▸ **What is required**: Output the line containing "Extract all the data from this chart as JSON." and all subsequent lines of the listing below, copied exactly, with no other lines.
· · · ·
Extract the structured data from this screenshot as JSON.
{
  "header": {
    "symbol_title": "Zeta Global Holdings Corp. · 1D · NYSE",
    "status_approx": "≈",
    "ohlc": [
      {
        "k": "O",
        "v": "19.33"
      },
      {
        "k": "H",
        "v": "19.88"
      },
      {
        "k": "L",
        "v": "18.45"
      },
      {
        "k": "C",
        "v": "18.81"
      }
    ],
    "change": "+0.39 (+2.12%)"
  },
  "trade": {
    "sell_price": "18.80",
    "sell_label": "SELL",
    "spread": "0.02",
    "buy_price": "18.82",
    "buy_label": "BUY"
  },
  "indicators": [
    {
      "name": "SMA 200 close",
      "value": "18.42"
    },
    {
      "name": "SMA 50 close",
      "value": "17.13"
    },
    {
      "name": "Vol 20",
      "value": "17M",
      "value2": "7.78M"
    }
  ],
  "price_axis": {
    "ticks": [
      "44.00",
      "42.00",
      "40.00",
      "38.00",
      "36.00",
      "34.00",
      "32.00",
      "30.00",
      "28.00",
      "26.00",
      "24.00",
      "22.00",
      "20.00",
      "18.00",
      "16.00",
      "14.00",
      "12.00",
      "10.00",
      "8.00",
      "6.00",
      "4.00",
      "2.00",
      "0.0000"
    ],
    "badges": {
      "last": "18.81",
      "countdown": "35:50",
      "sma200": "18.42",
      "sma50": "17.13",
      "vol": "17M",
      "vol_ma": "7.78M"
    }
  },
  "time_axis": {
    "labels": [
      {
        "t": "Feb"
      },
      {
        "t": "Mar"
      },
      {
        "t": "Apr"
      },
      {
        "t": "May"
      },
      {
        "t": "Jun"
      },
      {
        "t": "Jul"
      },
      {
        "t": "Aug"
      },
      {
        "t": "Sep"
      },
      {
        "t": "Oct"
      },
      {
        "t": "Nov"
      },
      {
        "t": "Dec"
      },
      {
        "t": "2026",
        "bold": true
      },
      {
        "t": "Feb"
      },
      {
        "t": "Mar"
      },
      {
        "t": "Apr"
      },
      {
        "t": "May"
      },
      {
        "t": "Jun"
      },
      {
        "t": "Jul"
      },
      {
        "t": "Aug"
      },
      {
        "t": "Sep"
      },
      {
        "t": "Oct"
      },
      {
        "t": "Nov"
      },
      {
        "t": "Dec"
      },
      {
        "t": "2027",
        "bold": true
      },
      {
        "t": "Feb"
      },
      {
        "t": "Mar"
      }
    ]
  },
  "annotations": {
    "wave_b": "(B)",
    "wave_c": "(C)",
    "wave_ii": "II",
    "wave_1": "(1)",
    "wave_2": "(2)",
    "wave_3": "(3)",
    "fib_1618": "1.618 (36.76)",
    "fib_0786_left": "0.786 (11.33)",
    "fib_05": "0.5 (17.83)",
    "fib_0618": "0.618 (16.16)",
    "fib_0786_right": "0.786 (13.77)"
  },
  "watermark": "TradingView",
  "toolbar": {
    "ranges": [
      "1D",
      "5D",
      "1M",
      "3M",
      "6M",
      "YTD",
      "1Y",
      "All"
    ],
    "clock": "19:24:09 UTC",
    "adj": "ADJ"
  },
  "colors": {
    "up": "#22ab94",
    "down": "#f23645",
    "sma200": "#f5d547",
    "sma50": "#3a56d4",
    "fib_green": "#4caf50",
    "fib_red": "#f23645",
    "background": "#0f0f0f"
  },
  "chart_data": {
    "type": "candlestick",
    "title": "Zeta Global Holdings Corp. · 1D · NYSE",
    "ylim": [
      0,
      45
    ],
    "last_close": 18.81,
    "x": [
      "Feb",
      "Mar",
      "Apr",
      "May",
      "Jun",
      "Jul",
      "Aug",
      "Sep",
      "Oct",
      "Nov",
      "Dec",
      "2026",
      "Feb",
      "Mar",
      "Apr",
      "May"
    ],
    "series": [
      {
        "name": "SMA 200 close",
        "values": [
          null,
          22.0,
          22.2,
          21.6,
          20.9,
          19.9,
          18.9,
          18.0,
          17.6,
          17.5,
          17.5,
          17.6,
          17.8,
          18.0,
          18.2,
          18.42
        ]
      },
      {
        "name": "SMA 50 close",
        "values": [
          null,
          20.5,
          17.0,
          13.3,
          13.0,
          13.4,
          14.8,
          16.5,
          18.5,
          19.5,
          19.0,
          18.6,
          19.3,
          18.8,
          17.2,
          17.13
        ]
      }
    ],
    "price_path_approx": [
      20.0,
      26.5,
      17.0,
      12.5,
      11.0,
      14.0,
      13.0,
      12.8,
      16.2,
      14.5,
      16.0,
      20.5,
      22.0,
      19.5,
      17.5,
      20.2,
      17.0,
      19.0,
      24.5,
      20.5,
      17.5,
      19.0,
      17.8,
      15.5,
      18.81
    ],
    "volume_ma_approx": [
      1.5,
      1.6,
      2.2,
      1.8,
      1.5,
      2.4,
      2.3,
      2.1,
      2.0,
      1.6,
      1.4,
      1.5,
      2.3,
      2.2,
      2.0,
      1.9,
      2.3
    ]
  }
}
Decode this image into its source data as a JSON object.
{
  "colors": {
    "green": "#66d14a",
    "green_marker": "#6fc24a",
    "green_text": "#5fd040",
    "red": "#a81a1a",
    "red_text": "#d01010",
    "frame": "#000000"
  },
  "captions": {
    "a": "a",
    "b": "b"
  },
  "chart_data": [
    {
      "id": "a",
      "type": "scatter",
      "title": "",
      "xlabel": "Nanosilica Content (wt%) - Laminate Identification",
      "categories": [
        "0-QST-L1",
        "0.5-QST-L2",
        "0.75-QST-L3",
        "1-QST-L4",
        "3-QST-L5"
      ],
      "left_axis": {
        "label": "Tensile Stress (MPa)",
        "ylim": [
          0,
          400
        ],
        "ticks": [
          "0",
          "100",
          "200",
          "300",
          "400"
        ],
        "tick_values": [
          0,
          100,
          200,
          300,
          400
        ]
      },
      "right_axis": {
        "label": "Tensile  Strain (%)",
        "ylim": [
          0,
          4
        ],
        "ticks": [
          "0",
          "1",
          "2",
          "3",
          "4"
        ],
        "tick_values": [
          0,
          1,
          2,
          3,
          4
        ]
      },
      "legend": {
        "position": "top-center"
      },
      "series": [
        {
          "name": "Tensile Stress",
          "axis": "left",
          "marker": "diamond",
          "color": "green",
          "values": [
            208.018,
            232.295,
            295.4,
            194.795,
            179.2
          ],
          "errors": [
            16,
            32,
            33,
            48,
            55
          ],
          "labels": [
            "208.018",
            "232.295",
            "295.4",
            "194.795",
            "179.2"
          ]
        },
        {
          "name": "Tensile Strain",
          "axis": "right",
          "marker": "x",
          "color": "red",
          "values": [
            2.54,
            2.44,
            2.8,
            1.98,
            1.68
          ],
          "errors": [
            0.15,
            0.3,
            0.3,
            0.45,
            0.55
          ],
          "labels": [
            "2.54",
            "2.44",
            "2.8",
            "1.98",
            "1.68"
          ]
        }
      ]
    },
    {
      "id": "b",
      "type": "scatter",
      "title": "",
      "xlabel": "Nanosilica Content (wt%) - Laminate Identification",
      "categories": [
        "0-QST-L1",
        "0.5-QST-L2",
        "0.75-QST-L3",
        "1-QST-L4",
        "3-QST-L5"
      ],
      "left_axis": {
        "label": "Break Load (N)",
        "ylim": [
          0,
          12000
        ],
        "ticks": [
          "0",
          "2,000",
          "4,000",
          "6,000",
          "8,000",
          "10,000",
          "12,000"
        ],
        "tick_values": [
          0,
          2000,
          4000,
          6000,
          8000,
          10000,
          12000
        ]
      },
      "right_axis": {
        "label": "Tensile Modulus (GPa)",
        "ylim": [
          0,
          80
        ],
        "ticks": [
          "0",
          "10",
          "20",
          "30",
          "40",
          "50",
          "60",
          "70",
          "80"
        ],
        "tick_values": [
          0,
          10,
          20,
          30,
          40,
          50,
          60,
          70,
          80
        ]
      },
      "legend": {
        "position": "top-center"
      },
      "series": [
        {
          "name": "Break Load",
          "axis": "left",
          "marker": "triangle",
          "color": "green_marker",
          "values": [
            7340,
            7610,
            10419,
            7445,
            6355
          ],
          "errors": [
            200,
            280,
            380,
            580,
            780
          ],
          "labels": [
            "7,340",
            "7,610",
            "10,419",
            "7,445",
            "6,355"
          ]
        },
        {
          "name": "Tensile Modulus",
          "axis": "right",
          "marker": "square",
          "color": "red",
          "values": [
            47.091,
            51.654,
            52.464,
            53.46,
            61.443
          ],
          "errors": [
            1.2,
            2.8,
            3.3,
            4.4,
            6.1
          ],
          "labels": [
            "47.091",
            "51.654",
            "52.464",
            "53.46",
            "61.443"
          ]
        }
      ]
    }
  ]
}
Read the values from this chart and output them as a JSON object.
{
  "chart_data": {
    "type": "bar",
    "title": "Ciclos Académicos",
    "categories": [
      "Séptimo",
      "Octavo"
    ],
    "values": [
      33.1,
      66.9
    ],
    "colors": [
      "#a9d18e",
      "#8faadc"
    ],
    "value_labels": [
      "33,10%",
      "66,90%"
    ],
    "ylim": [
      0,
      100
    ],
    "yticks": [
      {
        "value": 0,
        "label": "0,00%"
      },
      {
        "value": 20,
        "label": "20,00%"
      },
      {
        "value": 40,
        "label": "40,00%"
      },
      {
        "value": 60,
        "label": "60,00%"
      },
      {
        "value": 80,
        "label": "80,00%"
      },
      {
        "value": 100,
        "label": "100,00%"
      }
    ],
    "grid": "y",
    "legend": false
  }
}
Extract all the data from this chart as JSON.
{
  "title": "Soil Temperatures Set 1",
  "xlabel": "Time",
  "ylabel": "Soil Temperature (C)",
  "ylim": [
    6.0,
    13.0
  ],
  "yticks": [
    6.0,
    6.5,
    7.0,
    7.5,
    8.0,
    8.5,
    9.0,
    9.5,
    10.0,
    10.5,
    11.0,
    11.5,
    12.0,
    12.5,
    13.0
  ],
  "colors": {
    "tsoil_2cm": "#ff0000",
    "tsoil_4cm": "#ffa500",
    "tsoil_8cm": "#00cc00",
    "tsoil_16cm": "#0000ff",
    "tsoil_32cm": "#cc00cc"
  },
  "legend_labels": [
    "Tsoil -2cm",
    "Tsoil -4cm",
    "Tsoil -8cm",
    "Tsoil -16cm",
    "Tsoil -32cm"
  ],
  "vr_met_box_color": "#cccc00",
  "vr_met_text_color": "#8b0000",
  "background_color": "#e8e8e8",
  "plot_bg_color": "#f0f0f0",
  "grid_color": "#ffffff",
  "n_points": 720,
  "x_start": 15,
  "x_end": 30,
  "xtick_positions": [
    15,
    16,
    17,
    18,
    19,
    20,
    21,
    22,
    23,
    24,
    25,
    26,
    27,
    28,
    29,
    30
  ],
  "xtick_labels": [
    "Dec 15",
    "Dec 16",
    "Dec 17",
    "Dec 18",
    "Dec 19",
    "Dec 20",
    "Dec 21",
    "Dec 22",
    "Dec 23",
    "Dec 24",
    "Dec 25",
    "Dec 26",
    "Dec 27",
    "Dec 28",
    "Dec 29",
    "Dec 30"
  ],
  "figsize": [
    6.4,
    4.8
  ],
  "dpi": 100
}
· · · ·
▸ **Task response**:
Extract all the data from this chart as JSON.
{
  "title": "Soil Temperatures Set 1",
  "xlabel": "Time",
  "ylabel": "Soil Temperature (C)",
  "ylim": [
    6.0,
    13.0
  ],
  "yticks": [
    6.0,
    6.5,
    7.0,
    7.5,
    8.0,
    8.5,
    9.0,
    9.5,
    10.0,
    10.5,
    11.0,
    11.5,
    12.0,
    12.5,
    13.0
  ],
  "colors": {
    "tsoil_2cm": "#ff0000",
    "tsoil_4cm": "#ffa500",
    "tsoil_8cm": "#00cc00",
    "tsoil_16cm": "#0000ff",
    "tsoil_32cm": "#cc00cc"
  },
  "legend_labels": [
    "Tsoil -2cm",
    "Tsoil -4cm",
    "Tsoil -8cm",
    "Tsoil -16cm",
    "Tsoil -32cm"
  ],
  "vr_met_box_color": "#cccc00",
  "vr_met_text_color": "#8b0000",
  "background_color": "#e8e8e8",
  "plot_bg_color": "#f0f0f0",
  "grid_color": "#ffffff",
  "n_points": 720,
  "x_start": 15,
  "x_end": 30,
  "xtick_positions": [
    15,
    16,
    17,
    18,
    19,
    20,
    21,
    22,
    23,
    24,
    25,
    26,
    27,
    28,
    29,
    30
  ],
  "xtick_labels": [
    "Dec 15",
    "Dec 16",
    "Dec 17",
    "Dec 18",
    "Dec 19",
    "Dec 20",
    "Dec 21",
    "Dec 22",
    "Dec 23",
    "Dec 24",
    "Dec 25",
    "Dec 26",
    "Dec 27",
    "Dec 28",
    "Dec 29",
    "Dec 30"
  ],
  "figsize": [
    6.4,
    4.8
  ],
  "dpi": 100
}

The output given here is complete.